**TEXTO:**
Prefeito de Goiânia diz que não vai regulamentar Uber por decreto

Para Paulo Garcia, Legislativo é que deve tomar frente na discussão e fazer um projeto de lei para resolver problema do transporte individual

Secretário de Finanças, Jeovalter Corrêa; prefeito de Goiânia, Paulo Garcia (PT); presidente da Comissão Mista, Thiago Albernaz (PSDB); e o presidente da Câmara, Anselmo Pereira (PSDB) | Foto: Prefeitura de Goiânia

Secretário de Finanças, Jeovalter Corrêa; prefeito de Goiânia, Paulo Garcia (PT); presidente da Comissão Mista, Thiago Albernaz (PSDB); e o presidente da Câmara, Anselmo Pereira (PSDB) | Foto: Prefeitura de Goiânia

O prefeito de Goiânia, Paulo Garcia (PT), não regularizará os aplicativos de transporte individual, como o Uber, por meio de decreto. A informação foi dada na manhã desta segunda-feira (27/6), durante a prestação de contas do primeiro quadrimestre de 2016.

“A regulamentação necessária deve ser feita pelo poder Legislativo, que tem essa função. Eu poderia fazer por decreto, mas não acho que seja correto. Câmara tem muito mais clareza para aprovar projeto de lei e fazer a discussão necessária, muito mais proficuamente”, argumentou.

Tal resposta veio após questionamentos dos vereadores Djalma Araújo (Rede) e Dra. Cristina (PSDB), que defendem a regulamentação do serviço na capital. Pessoalmente, o prefeito vê como “irreversível” o funcionamento dos aplicativos em todo o País. “É fechar os olhos à realidade, a utilização dos aplicativos agregadas às atividades humanas. Acontece em todas as áreas, é querer não participar da vida cotidiana renegá-los”, completou.

(Dados de análise de layout de documentos)
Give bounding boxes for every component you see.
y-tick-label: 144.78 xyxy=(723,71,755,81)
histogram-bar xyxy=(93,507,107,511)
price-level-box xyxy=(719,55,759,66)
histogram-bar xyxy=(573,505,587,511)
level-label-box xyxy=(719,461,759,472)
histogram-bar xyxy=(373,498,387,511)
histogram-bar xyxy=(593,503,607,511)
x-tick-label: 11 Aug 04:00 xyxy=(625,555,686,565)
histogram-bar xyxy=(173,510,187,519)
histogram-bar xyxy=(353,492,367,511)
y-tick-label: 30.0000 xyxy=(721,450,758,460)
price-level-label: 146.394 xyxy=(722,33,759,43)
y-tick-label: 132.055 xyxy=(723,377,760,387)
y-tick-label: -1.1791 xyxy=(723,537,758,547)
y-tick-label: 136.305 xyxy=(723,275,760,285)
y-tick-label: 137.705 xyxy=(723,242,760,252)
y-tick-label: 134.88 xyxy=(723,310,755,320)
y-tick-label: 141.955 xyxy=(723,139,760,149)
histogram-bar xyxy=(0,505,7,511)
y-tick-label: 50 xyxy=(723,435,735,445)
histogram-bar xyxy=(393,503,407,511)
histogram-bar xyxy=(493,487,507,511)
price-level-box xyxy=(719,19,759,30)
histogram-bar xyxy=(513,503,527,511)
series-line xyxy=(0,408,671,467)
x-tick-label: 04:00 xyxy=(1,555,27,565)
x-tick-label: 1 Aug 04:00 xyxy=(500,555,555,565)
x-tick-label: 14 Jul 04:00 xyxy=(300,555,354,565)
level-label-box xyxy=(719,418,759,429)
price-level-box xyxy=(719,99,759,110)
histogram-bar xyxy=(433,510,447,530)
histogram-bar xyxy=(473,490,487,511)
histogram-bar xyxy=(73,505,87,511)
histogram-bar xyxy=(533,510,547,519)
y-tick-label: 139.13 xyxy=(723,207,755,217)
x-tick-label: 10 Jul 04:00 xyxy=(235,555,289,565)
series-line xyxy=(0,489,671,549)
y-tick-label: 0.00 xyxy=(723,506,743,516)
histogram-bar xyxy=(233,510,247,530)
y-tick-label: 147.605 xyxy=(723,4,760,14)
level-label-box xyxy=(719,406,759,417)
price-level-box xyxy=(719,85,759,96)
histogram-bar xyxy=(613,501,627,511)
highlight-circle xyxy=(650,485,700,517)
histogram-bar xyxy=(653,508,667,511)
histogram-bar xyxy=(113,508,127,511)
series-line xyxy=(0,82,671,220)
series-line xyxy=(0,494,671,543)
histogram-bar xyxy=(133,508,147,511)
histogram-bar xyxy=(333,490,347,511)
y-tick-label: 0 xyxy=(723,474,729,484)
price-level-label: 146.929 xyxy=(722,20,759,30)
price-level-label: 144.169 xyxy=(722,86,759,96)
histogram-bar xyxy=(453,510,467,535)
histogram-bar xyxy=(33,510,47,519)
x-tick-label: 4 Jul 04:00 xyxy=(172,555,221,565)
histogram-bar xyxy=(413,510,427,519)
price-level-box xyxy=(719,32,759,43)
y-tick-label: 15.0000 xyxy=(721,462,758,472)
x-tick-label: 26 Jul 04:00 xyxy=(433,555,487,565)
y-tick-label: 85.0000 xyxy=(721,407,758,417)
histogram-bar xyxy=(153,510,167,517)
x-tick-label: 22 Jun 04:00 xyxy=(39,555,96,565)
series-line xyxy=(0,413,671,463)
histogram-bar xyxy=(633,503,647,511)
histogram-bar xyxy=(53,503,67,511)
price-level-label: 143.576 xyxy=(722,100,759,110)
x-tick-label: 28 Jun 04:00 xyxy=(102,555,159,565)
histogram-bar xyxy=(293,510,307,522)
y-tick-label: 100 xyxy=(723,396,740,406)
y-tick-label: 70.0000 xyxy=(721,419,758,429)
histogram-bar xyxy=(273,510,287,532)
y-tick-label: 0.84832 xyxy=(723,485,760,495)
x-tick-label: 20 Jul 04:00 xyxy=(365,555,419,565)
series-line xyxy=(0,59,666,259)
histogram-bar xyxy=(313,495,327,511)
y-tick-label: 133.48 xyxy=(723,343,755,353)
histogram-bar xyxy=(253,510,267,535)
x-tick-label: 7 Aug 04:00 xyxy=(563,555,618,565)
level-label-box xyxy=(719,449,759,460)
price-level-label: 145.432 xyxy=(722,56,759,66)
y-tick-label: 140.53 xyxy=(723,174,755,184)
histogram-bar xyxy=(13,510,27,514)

**O QUE FAZER:**
- A) Liste, por favor, todas as pessoas citadas pelo nome na notícia sobre o Uber em Goiânia.
- B) Dê continuidade à notícia sobre o Uber em Goiânia a partir da última frase.

**RESPOSTAS POR TAREFA:**
- A)
- Jeovalter Corrêa
- Paulo Garcia
- Thiago Albernaz
- Anselmo Pereira
- Djalma Araújo
- Dra. Cristina

- B)
Mesmo sem se colocar abertamente favorável, Paulo Garcia foi enfático ao dizer que é querer “tapar o sol com a peneira” colocar a prefeitura como “contrária” à regulamentação.

Projeto de Lei

O vereador Djalma Araújo apresentou, durante a sessão ordinária do dia 21, um projeto de lei que regulamenta o funcionamento de aplicativos georreferenciados que atuam na oferta de transporte remunerado individual.

Dentre outras atribuições, a proposta regulamenta a obtenção de licença para funcionamento do Uber na capital, exige a qualificação dos motoristas e limita a utilização de veículos alugados ou de terceiros. “Nosso projeto não contraria a legislação federal, mas adéqua a atuação do Uber na realidade do município. A proposta foi construída com os usuários, além de considerarmos experiências de sucesso de outras capitais”, explicou Djalma.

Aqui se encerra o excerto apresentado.